Return every line below in which "Compra" appears.

START

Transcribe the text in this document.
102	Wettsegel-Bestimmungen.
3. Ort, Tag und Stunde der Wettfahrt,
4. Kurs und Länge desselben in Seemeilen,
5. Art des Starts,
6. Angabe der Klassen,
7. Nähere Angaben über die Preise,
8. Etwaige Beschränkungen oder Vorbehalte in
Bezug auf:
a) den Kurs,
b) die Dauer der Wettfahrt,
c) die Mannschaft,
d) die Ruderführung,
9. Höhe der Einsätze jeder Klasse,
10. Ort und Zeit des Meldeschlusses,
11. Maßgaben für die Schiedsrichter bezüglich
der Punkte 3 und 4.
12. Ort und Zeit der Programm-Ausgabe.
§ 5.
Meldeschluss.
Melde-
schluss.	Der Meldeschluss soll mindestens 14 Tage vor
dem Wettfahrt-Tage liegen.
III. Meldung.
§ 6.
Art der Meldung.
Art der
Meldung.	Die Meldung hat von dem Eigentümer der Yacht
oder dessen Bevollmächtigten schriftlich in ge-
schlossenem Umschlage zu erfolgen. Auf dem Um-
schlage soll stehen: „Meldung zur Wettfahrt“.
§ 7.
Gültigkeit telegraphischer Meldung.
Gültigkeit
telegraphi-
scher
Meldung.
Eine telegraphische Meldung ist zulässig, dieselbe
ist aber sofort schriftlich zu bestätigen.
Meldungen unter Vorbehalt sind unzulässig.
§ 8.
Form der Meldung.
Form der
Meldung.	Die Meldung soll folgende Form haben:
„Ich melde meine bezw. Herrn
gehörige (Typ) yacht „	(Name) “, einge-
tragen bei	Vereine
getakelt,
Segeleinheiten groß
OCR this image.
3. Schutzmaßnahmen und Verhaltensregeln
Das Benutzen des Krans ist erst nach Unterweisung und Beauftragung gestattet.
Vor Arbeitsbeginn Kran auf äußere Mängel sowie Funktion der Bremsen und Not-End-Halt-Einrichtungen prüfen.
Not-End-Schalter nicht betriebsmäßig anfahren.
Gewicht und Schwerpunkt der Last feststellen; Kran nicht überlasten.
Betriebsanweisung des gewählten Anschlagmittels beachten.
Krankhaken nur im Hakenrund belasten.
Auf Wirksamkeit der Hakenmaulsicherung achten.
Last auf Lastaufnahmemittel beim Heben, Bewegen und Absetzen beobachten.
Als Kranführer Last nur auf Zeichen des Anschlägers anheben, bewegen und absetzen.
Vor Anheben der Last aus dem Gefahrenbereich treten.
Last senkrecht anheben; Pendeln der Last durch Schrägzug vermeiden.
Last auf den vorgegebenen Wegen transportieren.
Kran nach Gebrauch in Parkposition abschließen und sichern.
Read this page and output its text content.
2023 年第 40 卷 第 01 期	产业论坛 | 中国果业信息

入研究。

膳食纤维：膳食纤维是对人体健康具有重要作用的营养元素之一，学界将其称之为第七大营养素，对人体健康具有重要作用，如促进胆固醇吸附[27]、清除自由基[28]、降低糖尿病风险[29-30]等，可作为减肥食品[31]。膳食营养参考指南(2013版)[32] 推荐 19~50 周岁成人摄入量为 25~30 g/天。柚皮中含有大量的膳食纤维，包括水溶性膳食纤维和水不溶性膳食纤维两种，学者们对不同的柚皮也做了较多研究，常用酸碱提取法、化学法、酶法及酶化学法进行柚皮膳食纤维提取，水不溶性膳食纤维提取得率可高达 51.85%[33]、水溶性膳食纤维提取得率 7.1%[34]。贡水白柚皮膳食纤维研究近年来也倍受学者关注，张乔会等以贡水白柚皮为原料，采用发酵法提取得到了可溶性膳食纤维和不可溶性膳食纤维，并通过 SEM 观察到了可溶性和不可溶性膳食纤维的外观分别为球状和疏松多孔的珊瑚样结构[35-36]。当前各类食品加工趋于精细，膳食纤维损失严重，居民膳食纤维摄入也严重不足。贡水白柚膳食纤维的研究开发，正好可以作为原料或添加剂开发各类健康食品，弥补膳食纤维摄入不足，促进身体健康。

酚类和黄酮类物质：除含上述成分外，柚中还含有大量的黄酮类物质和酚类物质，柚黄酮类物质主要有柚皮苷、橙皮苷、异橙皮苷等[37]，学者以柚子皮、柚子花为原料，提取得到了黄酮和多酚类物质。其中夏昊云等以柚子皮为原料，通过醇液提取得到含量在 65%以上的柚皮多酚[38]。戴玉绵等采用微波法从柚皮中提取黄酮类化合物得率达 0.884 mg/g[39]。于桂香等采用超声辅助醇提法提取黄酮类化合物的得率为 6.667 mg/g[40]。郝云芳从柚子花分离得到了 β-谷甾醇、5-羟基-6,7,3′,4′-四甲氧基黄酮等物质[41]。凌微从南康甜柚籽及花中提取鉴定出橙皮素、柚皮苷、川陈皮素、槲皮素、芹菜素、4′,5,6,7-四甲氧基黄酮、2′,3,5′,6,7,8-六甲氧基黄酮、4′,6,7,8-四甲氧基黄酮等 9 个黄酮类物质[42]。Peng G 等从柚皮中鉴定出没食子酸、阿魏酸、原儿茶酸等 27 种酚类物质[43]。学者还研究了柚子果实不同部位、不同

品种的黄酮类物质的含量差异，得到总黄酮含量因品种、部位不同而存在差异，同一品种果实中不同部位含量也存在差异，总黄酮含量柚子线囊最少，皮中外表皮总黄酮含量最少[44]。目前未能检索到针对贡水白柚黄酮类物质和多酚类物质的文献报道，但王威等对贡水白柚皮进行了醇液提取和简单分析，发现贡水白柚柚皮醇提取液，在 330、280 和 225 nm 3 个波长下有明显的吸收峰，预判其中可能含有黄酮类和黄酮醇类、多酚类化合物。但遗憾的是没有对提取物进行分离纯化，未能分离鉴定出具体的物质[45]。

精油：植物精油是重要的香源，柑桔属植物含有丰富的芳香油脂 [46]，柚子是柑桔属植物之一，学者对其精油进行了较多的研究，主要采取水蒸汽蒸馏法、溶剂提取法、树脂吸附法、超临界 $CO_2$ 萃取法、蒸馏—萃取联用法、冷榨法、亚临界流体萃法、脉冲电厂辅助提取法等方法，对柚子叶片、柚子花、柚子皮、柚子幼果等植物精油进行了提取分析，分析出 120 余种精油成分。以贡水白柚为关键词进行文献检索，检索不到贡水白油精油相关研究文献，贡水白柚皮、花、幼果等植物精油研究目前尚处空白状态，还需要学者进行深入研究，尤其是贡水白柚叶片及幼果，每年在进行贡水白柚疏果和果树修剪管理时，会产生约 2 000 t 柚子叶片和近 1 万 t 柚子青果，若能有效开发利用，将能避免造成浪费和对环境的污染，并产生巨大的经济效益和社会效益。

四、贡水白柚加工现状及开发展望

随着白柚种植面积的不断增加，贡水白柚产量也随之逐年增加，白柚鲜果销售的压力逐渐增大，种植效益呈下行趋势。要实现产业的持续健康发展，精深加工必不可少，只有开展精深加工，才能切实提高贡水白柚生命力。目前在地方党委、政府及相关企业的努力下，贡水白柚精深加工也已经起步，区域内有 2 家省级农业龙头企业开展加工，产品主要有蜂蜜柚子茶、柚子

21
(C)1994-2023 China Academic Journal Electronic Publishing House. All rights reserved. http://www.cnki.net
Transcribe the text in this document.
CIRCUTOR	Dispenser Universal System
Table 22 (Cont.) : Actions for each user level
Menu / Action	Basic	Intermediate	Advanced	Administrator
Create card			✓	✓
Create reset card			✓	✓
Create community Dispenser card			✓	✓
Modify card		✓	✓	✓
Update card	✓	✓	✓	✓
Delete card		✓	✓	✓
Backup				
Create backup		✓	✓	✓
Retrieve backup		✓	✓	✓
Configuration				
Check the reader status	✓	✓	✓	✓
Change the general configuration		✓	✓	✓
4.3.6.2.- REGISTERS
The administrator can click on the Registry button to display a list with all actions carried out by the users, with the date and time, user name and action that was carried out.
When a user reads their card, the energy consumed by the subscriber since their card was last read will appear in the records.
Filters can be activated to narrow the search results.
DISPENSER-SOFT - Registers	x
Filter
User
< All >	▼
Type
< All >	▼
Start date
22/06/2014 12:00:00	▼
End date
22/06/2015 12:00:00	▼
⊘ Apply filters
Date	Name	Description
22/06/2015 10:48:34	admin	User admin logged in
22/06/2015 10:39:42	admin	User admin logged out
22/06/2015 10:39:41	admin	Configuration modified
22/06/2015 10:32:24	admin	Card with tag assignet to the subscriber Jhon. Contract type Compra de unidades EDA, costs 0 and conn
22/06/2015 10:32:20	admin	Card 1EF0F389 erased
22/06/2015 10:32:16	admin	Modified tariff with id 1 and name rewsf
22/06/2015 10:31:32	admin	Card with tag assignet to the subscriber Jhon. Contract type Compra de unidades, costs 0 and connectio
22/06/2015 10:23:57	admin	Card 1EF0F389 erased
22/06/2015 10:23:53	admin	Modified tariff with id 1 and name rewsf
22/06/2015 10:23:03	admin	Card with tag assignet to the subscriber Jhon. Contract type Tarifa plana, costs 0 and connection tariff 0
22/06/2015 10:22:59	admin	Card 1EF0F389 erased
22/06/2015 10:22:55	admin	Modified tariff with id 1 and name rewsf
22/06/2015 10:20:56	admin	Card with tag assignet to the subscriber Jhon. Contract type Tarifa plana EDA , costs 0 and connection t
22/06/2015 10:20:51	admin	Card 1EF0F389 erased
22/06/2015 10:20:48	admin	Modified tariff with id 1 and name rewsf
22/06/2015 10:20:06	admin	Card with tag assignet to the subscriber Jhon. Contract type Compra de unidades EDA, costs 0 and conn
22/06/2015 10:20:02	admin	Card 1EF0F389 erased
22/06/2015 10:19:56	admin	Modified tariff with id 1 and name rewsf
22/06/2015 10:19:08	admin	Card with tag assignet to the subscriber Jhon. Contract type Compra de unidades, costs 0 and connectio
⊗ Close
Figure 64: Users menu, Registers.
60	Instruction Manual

END

◆ **Response to this exercise**:
22/06/2015 10:32:24	admin	Card with tag assignet to the subscriber Jhon. Contract type Compra de unidades EDA, costs 0 and conn
22/06/2015 10:31:32	admin	Card with tag assignet to the subscriber Jhon. Contract type Compra de unidades, costs 0 and connectio
22/06/2015 10:20:06	admin	Card with tag assignet to the subscriber Jhon. Contract type Compra de unidades EDA, costs 0 and conn
22/06/2015 10:19:08	admin	Card with tag assignet to the subscriber Jhon. Contract type Compra de unidades, costs 0 and connectio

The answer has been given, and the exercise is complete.